# 文書抜粋:
大腸がん検診の語り

インタビュー34:プロフィール

徐さん(仮名)は結婚して子どもが生まれるまでは教員として働いており、当時は職場で健康診断を受けていた。その中に便潜血検査も入っていた。4人の子育てのあいだは、夫の会社の主婦検診を受けることは可能だったが、とてもその余裕はなかった。在日韓国人として本名を使用していたため、子どもたちがいじめや差別にあい、子育て自体が大変だった。
2人目の子どもが生まれた頃から痔になった。便秘もひどく市販の下剤をしばしば服用しており、この時期は心身ともに不調だった。一番下の子どもが中学校に入ったので、療育センターに再就職した。職場では定期的に健康診断があったため、再び便潜血検査を受けるようになった。ある時、結果が陽性となり、自宅近くの大きめの病院で内視鏡検査を受けた。検査そのものの痛みは大したことはなかったが、前日に飲む下剤は量が多く閉口した。また、内視鏡検査をした時、医師から周囲に聞こえるくらい大きな声で「痔がありますね」と言われたのはショックだった。怒りさえ覚えたが、大腸の中を見ることが大切だと思い直して最後まで見た。大腸の中はきれいで、出血の原因は痔ということだったが、もう内視鏡検査は受けたくないと強く思った。それ以降、食生活に気を付けたためか痔はあるものの出血はしなくなり、便潜血検査で陽性になることもなくなった。
しかし、療育センターをやめて子育て支援センターの相談員をするようになって、ストレスから大腸炎になった。出血がひどく、もっと大きな病院で内視鏡検査を受けるように言われ予約をとった。だが、どうしても受けるのが嫌で、やめてしまった。がんの可能性もあったので、これまでより一層生活に気を付けるようになった。食材のみならず、ドレッシングや酵素まで手作りし、体調は快復した。仕事をする日数も減らして、今は少し余裕のある生活ができるようになった。

# 作業指示:
• A. 徐さん(仮名)のプロフィールで、徐さんが就いた職や勤めた職場を、出てくる順にすべて挙げてください。
• B. 徐さん(仮名)のプロフィールのうち、「インタビュー34:プロフィール」と「陽性になることもなくなった。」のあいだを、両端の語句も含めてそのまま書き写してください。
• C. 徐さん(仮名)のプロフィールを、最後の文のあとから書き継いでください。

ページ領域分割データ
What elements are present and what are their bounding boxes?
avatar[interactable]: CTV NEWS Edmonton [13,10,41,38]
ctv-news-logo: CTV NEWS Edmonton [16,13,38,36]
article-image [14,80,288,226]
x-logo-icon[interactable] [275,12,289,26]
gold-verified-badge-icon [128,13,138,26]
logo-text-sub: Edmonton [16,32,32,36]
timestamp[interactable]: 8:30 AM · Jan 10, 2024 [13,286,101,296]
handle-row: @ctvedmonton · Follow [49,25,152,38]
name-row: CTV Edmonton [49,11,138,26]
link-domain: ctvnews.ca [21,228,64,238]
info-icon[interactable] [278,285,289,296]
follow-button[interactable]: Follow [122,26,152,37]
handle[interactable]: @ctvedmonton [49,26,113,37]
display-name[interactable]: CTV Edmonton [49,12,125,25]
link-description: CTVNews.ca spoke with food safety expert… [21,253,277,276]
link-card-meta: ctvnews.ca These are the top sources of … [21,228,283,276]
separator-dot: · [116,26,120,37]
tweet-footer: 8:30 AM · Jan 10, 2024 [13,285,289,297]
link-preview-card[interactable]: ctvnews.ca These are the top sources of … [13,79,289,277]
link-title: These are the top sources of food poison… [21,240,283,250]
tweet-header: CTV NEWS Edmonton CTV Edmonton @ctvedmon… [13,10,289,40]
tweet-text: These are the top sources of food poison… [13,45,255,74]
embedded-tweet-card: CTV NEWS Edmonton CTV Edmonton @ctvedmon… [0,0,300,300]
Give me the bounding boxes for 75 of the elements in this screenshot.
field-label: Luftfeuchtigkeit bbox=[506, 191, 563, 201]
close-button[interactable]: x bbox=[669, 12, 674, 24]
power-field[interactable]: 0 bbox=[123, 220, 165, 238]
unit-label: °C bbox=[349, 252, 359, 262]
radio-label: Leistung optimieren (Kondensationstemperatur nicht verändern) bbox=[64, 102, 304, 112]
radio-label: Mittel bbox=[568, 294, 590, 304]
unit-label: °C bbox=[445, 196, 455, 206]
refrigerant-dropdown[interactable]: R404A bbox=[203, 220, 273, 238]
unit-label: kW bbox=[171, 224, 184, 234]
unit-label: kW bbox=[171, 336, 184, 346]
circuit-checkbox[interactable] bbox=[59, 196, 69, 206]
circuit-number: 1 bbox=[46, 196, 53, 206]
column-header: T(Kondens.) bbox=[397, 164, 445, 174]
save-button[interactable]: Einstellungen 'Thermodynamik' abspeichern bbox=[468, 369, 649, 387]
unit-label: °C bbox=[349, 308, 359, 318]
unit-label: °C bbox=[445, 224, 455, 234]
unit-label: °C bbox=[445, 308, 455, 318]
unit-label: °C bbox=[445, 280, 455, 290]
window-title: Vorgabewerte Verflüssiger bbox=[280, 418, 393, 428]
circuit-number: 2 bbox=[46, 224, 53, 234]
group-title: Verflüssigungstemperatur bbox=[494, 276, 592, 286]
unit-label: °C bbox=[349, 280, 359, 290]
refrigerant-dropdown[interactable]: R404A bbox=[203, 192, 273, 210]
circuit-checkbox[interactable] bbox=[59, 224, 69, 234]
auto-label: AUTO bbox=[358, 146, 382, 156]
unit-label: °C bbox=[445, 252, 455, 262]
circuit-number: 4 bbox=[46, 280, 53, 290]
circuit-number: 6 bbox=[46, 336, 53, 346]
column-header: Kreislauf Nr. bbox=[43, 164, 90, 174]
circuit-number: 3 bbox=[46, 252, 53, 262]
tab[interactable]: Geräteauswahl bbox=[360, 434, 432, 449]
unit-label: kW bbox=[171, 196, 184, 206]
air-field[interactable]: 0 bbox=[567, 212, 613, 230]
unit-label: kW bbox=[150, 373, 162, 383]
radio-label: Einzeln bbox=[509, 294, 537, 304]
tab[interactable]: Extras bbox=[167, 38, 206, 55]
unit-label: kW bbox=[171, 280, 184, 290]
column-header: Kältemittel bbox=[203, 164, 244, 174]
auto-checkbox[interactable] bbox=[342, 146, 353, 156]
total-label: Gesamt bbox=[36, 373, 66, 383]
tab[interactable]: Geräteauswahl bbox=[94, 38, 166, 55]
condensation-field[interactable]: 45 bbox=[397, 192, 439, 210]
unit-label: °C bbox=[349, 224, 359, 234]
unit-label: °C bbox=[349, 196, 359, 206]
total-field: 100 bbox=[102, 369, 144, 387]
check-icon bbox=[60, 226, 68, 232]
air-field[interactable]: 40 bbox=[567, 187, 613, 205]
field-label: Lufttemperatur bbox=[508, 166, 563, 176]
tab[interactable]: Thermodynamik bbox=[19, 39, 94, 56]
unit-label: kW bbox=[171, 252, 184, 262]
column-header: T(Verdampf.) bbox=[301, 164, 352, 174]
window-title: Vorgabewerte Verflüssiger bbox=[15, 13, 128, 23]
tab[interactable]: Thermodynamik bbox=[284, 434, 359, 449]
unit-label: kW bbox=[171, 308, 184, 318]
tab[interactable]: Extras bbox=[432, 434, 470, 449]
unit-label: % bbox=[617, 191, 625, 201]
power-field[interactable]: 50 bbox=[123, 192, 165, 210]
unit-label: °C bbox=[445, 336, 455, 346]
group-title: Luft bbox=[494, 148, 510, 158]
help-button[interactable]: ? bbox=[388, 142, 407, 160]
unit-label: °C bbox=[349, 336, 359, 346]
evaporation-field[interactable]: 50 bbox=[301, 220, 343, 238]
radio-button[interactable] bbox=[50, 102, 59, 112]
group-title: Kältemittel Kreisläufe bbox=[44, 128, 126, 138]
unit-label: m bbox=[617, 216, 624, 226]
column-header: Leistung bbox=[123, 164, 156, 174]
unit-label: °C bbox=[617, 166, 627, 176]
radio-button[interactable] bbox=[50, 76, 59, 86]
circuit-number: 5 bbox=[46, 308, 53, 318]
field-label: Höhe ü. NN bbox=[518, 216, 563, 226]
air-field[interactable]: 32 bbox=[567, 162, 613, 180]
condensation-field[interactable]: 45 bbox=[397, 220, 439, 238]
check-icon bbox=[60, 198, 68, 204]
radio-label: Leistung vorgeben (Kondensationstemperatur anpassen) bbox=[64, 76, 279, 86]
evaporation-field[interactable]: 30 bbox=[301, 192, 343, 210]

# 番号別解答:
• A. 教員、療育センター、子育て支援センターの相談員

• B.
インタビュー34:プロフィール

徐さん(仮名)は結婚して子どもが生まれるまでは教員として働いており、当時は職場で健康診断を受けていた。その中に便潜血検査も入っていた。4人の子育てのあいだは、夫の会社の主婦検診を受けることは可能だったが、とてもその余裕はなかった。在日韓国人として本名を使用していたため、子どもたちがいじめや差別にあい、子育て自体が大変だった。
2人目の子どもが生まれた頃から痔になった。便秘もひどく市販の下剤をしばしば服用しており、この時期は心身ともに不調だった。一番下の子どもが中学校に入ったので、療育センターに再就職した。職場では定期的に健康診断があったため、再び便潜血検査を受けるようになった。ある時、結果が陽性となり、自宅近くの大きめの病院で内視鏡検査を受けた。検査そのものの痛みは大したことはなかったが、前日に飲む下剤は量が多く閉口した。また、内視鏡検査をした時、医師から周囲に聞こえるくらい大きな声で「痔がありますね」と言われたのはショックだった。怒りさえ覚えたが、大腸の中を見ることが大切だと思い直して最後まで見た。大腸の中はきれいで、出血の原因は痔ということだったが、もう内視鏡検査は受けたくないと強く思った。それ以降、食生活に気を付けたためか痔はあるものの出血はしなくなり、便潜血検査で陽性になることもなくなった。

• C.
在日一世は永住権や納税の有無に関わらず、長いこと健康保険に入れなかった。雇用差別もあり、経済的に厳しかったので病院に行くことも困難だった。徐さんは在日二世なので、子どもの頃健康保険が適応されるようになったが、日々の生活の苦労から健康診断まで手が届かなかったし、誰も「健診に行こう」と言ってくれる人はいなかった。社会的に差別されている人々はなかなか健康診断やがん検診には行けないのではないか。
健康診断/がん検診は体の不調がないのにわざわざ行くのだから、医療者側にもう少し配慮があっても良いと思っている。療育センターで精神障碍者たちと接し、その後子育て支援センターで多くの母親の相談に乗った経験から、人と人との関係性が重要だと感じている。がんの検診制度も医師と患者の関係など人間関係が大切。健康診断/がん検診が患者にとって嫌な経験にならないような気配りが欲しい。